───── Supplied records ─────

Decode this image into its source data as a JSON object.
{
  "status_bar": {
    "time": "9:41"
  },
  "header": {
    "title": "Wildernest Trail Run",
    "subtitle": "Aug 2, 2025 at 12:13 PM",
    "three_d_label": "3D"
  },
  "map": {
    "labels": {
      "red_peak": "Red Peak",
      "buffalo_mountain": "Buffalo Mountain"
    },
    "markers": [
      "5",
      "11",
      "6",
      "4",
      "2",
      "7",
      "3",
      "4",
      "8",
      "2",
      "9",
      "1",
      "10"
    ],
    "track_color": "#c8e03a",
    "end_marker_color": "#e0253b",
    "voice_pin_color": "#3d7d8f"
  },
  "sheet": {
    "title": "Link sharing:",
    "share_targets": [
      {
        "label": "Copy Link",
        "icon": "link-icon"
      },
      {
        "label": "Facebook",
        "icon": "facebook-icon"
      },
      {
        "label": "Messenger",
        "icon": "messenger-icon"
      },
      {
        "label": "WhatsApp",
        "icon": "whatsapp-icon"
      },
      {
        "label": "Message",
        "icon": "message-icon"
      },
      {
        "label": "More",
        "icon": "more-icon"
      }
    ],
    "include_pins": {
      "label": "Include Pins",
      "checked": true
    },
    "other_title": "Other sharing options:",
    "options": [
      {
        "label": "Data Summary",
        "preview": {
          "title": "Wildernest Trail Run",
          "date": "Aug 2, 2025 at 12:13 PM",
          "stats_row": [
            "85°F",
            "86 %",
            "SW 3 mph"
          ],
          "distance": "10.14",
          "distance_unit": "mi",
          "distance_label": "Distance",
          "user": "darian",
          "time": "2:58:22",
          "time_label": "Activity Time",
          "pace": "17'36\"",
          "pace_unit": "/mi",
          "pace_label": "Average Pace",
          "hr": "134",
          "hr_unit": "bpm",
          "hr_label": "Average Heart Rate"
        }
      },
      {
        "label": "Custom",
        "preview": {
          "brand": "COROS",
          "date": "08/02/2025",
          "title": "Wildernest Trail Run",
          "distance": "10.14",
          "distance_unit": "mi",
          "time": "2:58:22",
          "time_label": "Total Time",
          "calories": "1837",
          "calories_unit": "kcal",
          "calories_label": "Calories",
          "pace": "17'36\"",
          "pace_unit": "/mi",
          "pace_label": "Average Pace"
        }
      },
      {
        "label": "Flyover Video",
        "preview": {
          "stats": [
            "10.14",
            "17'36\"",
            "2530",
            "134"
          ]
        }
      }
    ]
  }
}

─────

Written exercise |
From the entries above, collect every line with the string "date" in it.

Answer to this task |
          "date": "Aug 2, 2025 at 12:13 PM",
          "date": "08/02/2025",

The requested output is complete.